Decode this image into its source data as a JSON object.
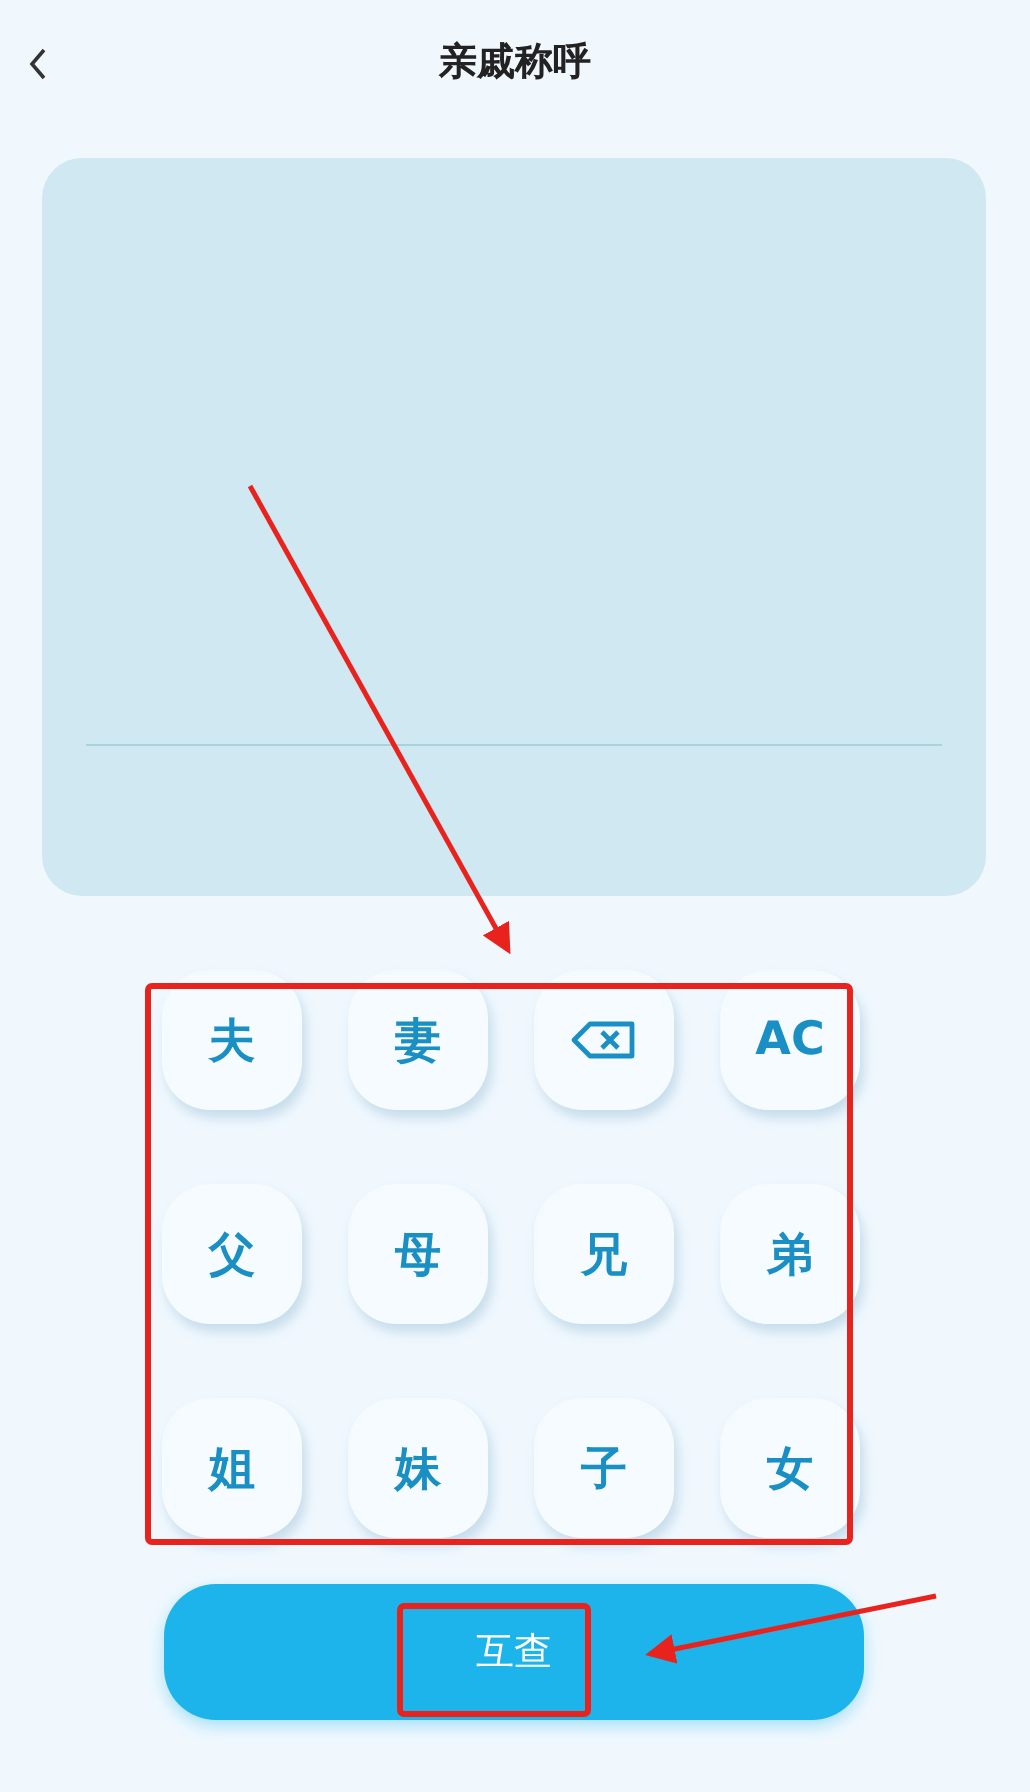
{
  "header": {
    "title": "亲戚称呼"
  },
  "keypad": [
    {
      "kind": "key",
      "label": "夫"
    },
    {
      "kind": "key",
      "label": "妻"
    },
    {
      "kind": "backspace"
    },
    {
      "kind": "key",
      "label": "AC"
    },
    {
      "kind": "key",
      "label": "父"
    },
    {
      "kind": "key",
      "label": "母"
    },
    {
      "kind": "key",
      "label": "兄"
    },
    {
      "kind": "key",
      "label": "弟"
    },
    {
      "kind": "key",
      "label": "姐"
    },
    {
      "kind": "key",
      "label": "妹"
    },
    {
      "kind": "key",
      "label": "子"
    },
    {
      "kind": "key",
      "label": "女"
    }
  ],
  "action_button": {
    "label": "互查"
  }
}
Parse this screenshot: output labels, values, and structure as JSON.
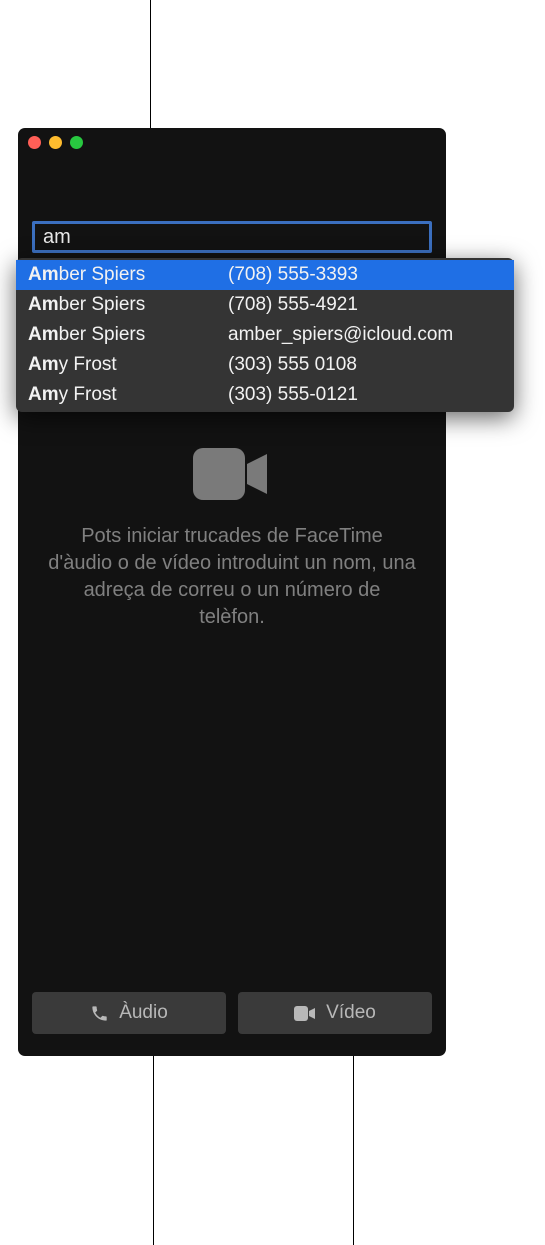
{
  "search": {
    "value": "am",
    "placeholder": ""
  },
  "suggestions": [
    {
      "name_prefix": "Am",
      "name_rest": "ber Spiers",
      "contact": "(708) 555-3393",
      "selected": true
    },
    {
      "name_prefix": "Am",
      "name_rest": "ber Spiers",
      "contact": "(708) 555-4921",
      "selected": false
    },
    {
      "name_prefix": "Am",
      "name_rest": "ber Spiers",
      "contact": "amber_spiers@icloud.com",
      "selected": false
    },
    {
      "name_prefix": "Am",
      "name_rest": "y Frost",
      "contact": "(303) 555 0108",
      "selected": false
    },
    {
      "name_prefix": "Am",
      "name_rest": "y Frost",
      "contact": "(303) 555-0121",
      "selected": false
    }
  ],
  "instructions": "Pots iniciar trucades de FaceTime d'àudio o de vídeo introduint un nom, una adreça de correu o un número de telèfon.",
  "buttons": {
    "audio_label": "Àudio",
    "video_label": "Vídeo"
  }
}
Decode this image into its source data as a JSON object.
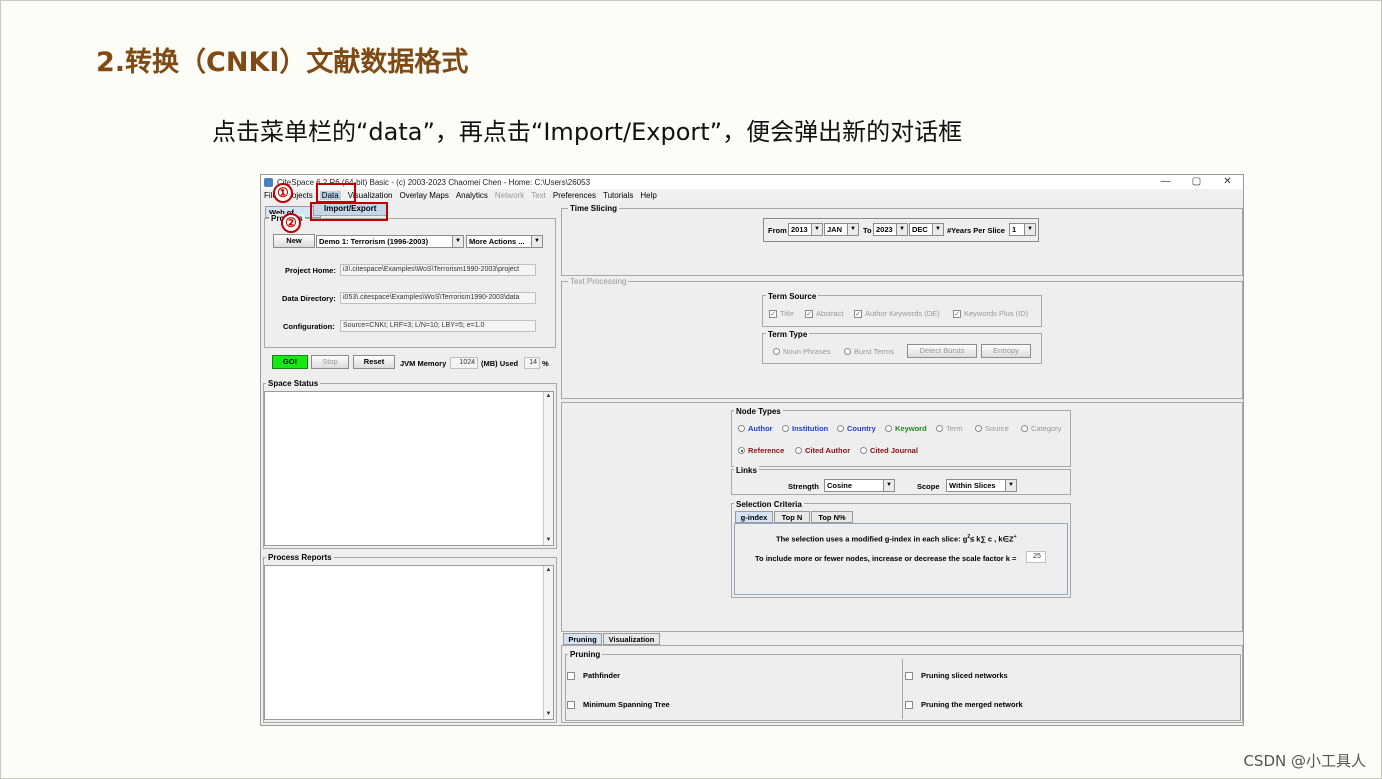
{
  "slide": {
    "heading": "2.转换（CNKI）文献数据格式",
    "instruction": "点击菜单栏的“data”，再点击“Import/Export”，便会弹出新的对话框",
    "watermark": "CSDN @小工具人"
  },
  "window": {
    "title": "CiteSpace 6.2.R6 (64-bit) Basic - (c) 2003-2023 Chaomei Chen - Home: C:\\Users\\26053",
    "controls": [
      "—",
      "▢",
      "✕"
    ]
  },
  "menu": {
    "items": [
      "File",
      "Projects",
      "Data",
      "Visualization",
      "Overlay Maps",
      "Analytics",
      "Network",
      "Text",
      "Preferences",
      "Tutorials",
      "Help"
    ],
    "dropdown_item": "Import/Export"
  },
  "callouts": {
    "step1": "①",
    "step2": "②"
  },
  "left": {
    "tab_partial": "Web of Scienc",
    "projects_title": "Projects",
    "new_button": "New",
    "project_select": "Demo 1: Terrorism (1996-2003)",
    "more_actions": "More Actions ...",
    "project_home_label": "Project Home:",
    "project_home_value": "i3\\.citespace\\Examples\\WoS\\Terrorism1990-2003\\project",
    "data_dir_label": "Data Directory:",
    "data_dir_value": "i053\\.citespace\\Examples\\WoS\\Terrorism1990-2003\\data",
    "config_label": "Configuration:",
    "config_value": "Source=CNKI; LRF=3; L/N=10; LBY=5; e=1.0",
    "go_button": "GO!",
    "stop_button": "Stop",
    "reset_button": "Reset",
    "jvm_label": "JVM Memory",
    "jvm_value": "1024",
    "mb_used_label": "(MB) Used",
    "used_value": "14",
    "percent": "%",
    "space_status_title": "Space Status",
    "process_reports_title": "Process Reports"
  },
  "time_slicing": {
    "title": "Time Slicing",
    "from_label": "From",
    "from_year": "2013",
    "from_month": "JAN",
    "to_label": "To",
    "to_year": "2023",
    "to_month": "DEC",
    "years_per_slice_label": "#Years Per Slice",
    "years_per_slice": "1"
  },
  "text_processing": {
    "title": "Text Processing",
    "term_source_title": "Term Source",
    "sources": [
      "Title",
      "Abstract",
      "Author Keywords (DE)",
      "Keywords Plus (ID)"
    ],
    "term_type_title": "Term Type",
    "noun_phrases": "Noun Phrases",
    "burst_terms": "Burst Terms",
    "detect_bursts": "Detect Bursts",
    "entropy": "Entropy"
  },
  "node_types": {
    "title": "Node Types",
    "row1": [
      {
        "label": "Author",
        "color": "#1a3fd0"
      },
      {
        "label": "Institution",
        "color": "#1a3fd0"
      },
      {
        "label": "Country",
        "color": "#1a3fd0"
      },
      {
        "label": "Keyword",
        "color": "#1e8a1e"
      },
      {
        "label": "Term",
        "color": "#999999"
      },
      {
        "label": "Source",
        "color": "#999999"
      },
      {
        "label": "Category",
        "color": "#999999"
      }
    ],
    "row2": [
      {
        "label": "Reference",
        "color": "#8b1010"
      },
      {
        "label": "Cited Author",
        "color": "#8b1010"
      },
      {
        "label": "Cited Journal",
        "color": "#8b1010"
      }
    ]
  },
  "links": {
    "title": "Links",
    "strength_label": "Strength",
    "strength_value": "Cosine",
    "scope_label": "Scope",
    "scope_value": "Within Slices"
  },
  "selection": {
    "title": "Selection Criteria",
    "tabs": [
      "g-index",
      "Top N",
      "Top N%"
    ],
    "line1_prefix": "The selection uses a modified g-index in each slice: g",
    "line1_formula": "≤ k∑ c , k∈Z",
    "line2": "To include more or fewer nodes, increase or decrease the scale factor k =",
    "k_value": "25"
  },
  "bottom": {
    "tabs": [
      "Pruning",
      "Visualization"
    ],
    "pruning_title": "Pruning",
    "options": [
      "Pathfinder",
      "Pruning sliced networks",
      "Minimum Spanning Tree",
      "Pruning the merged network"
    ]
  }
}
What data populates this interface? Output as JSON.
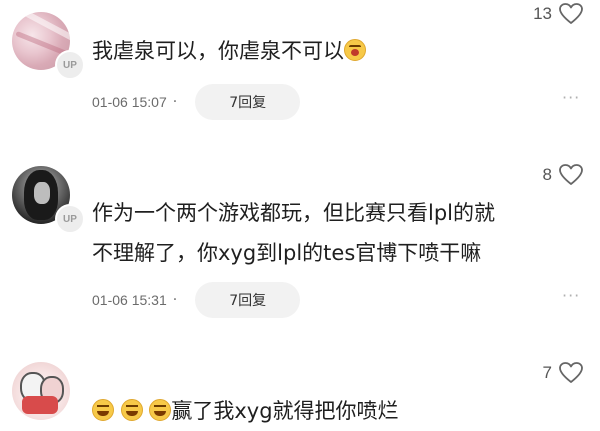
{
  "comments": [
    {
      "text_lines": [
        "我虐泉可以，你虐泉不可以"
      ],
      "trailing_emoji": "shouting-face-emoji",
      "badge": "UP",
      "date": "01-06 15:07",
      "separator": "·",
      "reply_label": "7回复",
      "likes": "13",
      "more": "···"
    },
    {
      "text_lines": [
        "作为一个两个游戏都玩，但比赛只看lpl的就",
        "不理解了，你xyg到lpl的tes官博下喷干嘛"
      ],
      "badge": "UP",
      "date": "01-06 15:31",
      "separator": "·",
      "reply_label": "7回复",
      "likes": "8",
      "more": "···"
    },
    {
      "leading_emojis": [
        "laughing-face-emoji",
        "laughing-face-emoji",
        "laughing-face-emoji"
      ],
      "text_lines": [
        "赢了我xyg就得把你喷烂"
      ],
      "likes": "7"
    }
  ]
}
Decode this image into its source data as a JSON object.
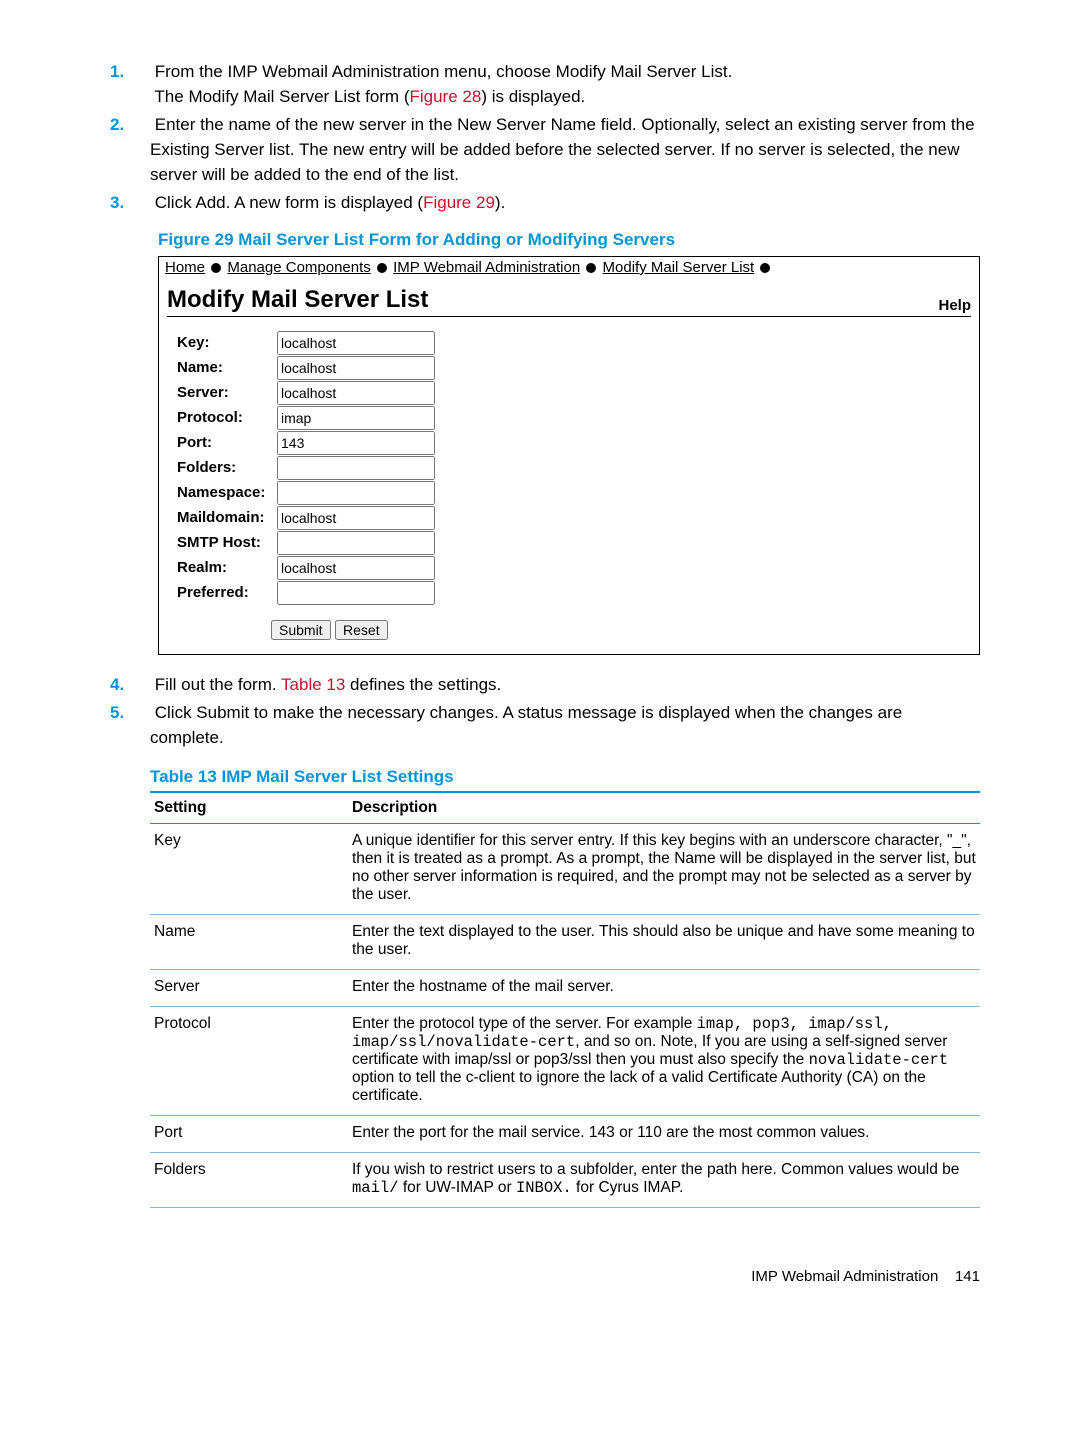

- - - - - - -

◆ Task prompt:
Repeat the data exactly in full, omitting its pictures.

◆ Solution for this task:
Decode this image into its source data as a JSON object.
{
  "header": {
    "title": "亲戚称呼"
  },
  "keypad": [
    {
      "kind": "key",
      "label": "夫"
    },
    {
      "kind": "key",
      "label": "妻"
    },
    {
      "kind": "backspace"
    },
    {
      "kind": "key",
      "label": "AC"
    },
    {
      "kind": "key",
      "label": "父"
    },
    {
      "kind": "key",
      "label": "母"
    },
    {
      "kind": "key",
      "label": "兄"
    },
    {
      "kind": "key",
      "label": "弟"
    },
    {
      "kind": "key",
      "label": "姐"
    },
    {
      "kind": "key",
      "label": "妹"
    },
    {
      "kind": "key",
      "label": "子"
    },
    {
      "kind": "key",
      "label": "女"
    }
  ],
  "action_button": {
    "label": "互查"
  }
}
Parse this screenshot: output labels, values, and structure as JSON.
{
  "search": {
    "value": "am",
    "placeholder": ""
  },
  "suggestions": [
    {
      "name_prefix": "Am",
      "name_rest": "ber Spiers",
      "contact": "(708) 555-3393",
      "selected": true
    },
    {
      "name_prefix": "Am",
      "name_rest": "ber Spiers",
      "contact": "(708) 555-4921",
      "selected": false
    },
    {
      "name_prefix": "Am",
      "name_rest": "ber Spiers",
      "contact": "amber_spiers@icloud.com",
      "selected": false
    },
    {
      "name_prefix": "Am",
      "name_rest": "y Frost",
      "contact": "(303) 555 0108",
      "selected": false
    },
    {
      "name_prefix": "Am",
      "name_rest": "y Frost",
      "contact": "(303) 555-0121",
      "selected": false
    }
  ],
  "instructions": "Pots iniciar trucades de FaceTime d'àudio o de vídeo introduint un nom, una adreça de correu o un número de telèfon.",
  "buttons": {
    "audio_label": "Àudio",
    "video_label": "Vídeo"
  }
}
Decode this image into its source data as a JSON object.
{
  "slide": {
    "heading": "2.转换（CNKI）文献数据格式",
    "instruction": "点击菜单栏的“data”，再点击“Import/Export”，便会弹出新的对话框",
    "watermark": "CSDN @小工具人"
  },
  "window": {
    "title": "CiteSpace 6.2.R6 (64-bit) Basic - (c) 2003-2023 Chaomei Chen - Home: C:\\Users\\26053",
    "controls": [
      "—",
      "▢",
      "✕"
    ]
  },
  "menu": {
    "items": [
      "File",
      "Projects",
      "Data",
      "Visualization",
      "Overlay Maps",
      "Analytics",
      "Network",
      "Text",
      "Preferences",
      "Tutorials",
      "Help"
    ],
    "dropdown_item": "Import/Export"
  },
  "callouts": {
    "step1": "①",
    "step2": "②"
  },
  "left": {
    "tab_partial": "Web of Scienc",
    "projects_title": "Projects",
    "new_button": "New",
    "project_select": "Demo 1: Terrorism (1996-2003)",
    "more_actions": "More Actions ...",
    "project_home_label": "Project Home:",
    "project_home_value": "i3\\.citespace\\Examples\\WoS\\Terrorism1990-2003\\project",
    "data_dir_label": "Data Directory:",
    "data_dir_value": "i053\\.citespace\\Examples\\WoS\\Terrorism1990-2003\\data",
    "config_label": "Configuration:",
    "config_value": "Source=CNKI; LRF=3; L/N=10; LBY=5; e=1.0",
    "go_button": "GO!",
    "stop_button": "Stop",
    "reset_button": "Reset",
    "jvm_label": "JVM Memory",
    "jvm_value": "1024",
    "mb_used_label": "(MB) Used",
    "used_value": "14",
    "percent": "%",
    "space_status_title": "Space Status",
    "process_reports_title": "Process Reports"
  },
  "time_slicing": {
    "title": "Time Slicing",
    "from_label": "From",
    "from_year": "2013",
    "from_month": "JAN",
    "to_label": "To",
    "to_year": "2023",
    "to_month": "DEC",
    "years_per_slice_label": "#Years Per Slice",
    "years_per_slice": "1"
  },
  "text_processing": {
    "title": "Text Processing",
    "term_source_title": "Term Source",
    "sources": [
      "Title",
      "Abstract",
      "Author Keywords (DE)",
      "Keywords Plus (ID)"
    ],
    "term_type_title": "Term Type",
    "noun_phrases": "Noun Phrases",
    "burst_terms": "Burst Terms",
    "detect_bursts": "Detect Bursts",
    "entropy": "Entropy"
  },
  "node_types": {
    "title": "Node Types",
    "row1": [
      {
        "label": "Author",
        "color": "#1a3fd0"
      },
      {
        "label": "Institution",
        "color": "#1a3fd0"
      },
      {
        "label": "Country",
        "color": "#1a3fd0"
      },
      {
        "label": "Keyword",
        "color": "#1e8a1e"
      },
      {
        "label": "Term",
        "color": "#999999"
      },
      {
        "label": "Source",
        "color": "#999999"
      },
      {
        "label": "Category",
        "color": "#999999"
      }
    ],
    "row2": [
      {
        "label": "Reference",
        "color": "#8b1010"
      },
      {
        "label": "Cited Author",
        "color": "#8b1010"
      },
      {
        "label": "Cited Journal",
        "color": "#8b1010"
      }
    ]
  },
  "links": {
    "title": "Links",
    "strength_label": "Strength",
    "strength_value": "Cosine",
    "scope_label": "Scope",
    "scope_value": "Within Slices"
  },
  "selection": {
    "title": "Selection Criteria",
    "tabs": [
      "g-index",
      "Top N",
      "Top N%"
    ],
    "line1_prefix": "The selection uses a modified g-index in each slice: g",
    "line1_formula": "≤ k∑ c , k∈Z",
    "line2": "To include more or fewer nodes, increase or decrease the scale factor k =",
    "k_value": "25"
  },
  "bottom": {
    "tabs": [
      "Pruning",
      "Visualization"
    ],
    "pruning_title": "Pruning",
    "options": [
      "Pathfinder",
      "Pruning sliced networks",
      "Minimum Spanning Tree",
      "Pruning the merged network"
    ]
  }
}
What data populates this interface? Output as JSON.
{
  "comments": [
    {
      "text_lines": [
        "我虐泉可以，你虐泉不可以"
      ],
      "trailing_emoji": "shouting-face-emoji",
      "badge": "UP",
      "date": "01-06 15:07",
      "separator": "·",
      "reply_label": "7回复",
      "likes": "13",
      "more": "···"
    },
    {
      "text_lines": [
        "作为一个两个游戏都玩，但比赛只看lpl的就",
        "不理解了，你xyg到lpl的tes官博下喷干嘛"
      ],
      "badge": "UP",
      "date": "01-06 15:31",
      "separator": "·",
      "reply_label": "7回复",
      "likes": "8",
      "more": "···"
    },
    {
      "leading_emojis": [
        "laughing-face-emoji",
        "laughing-face-emoji",
        "laughing-face-emoji"
      ],
      "text_lines": [
        "赢了我xyg就得把你喷烂"
      ],
      "likes": "7"
    }
  ]
}
Decode this image into its source data as a JSON object.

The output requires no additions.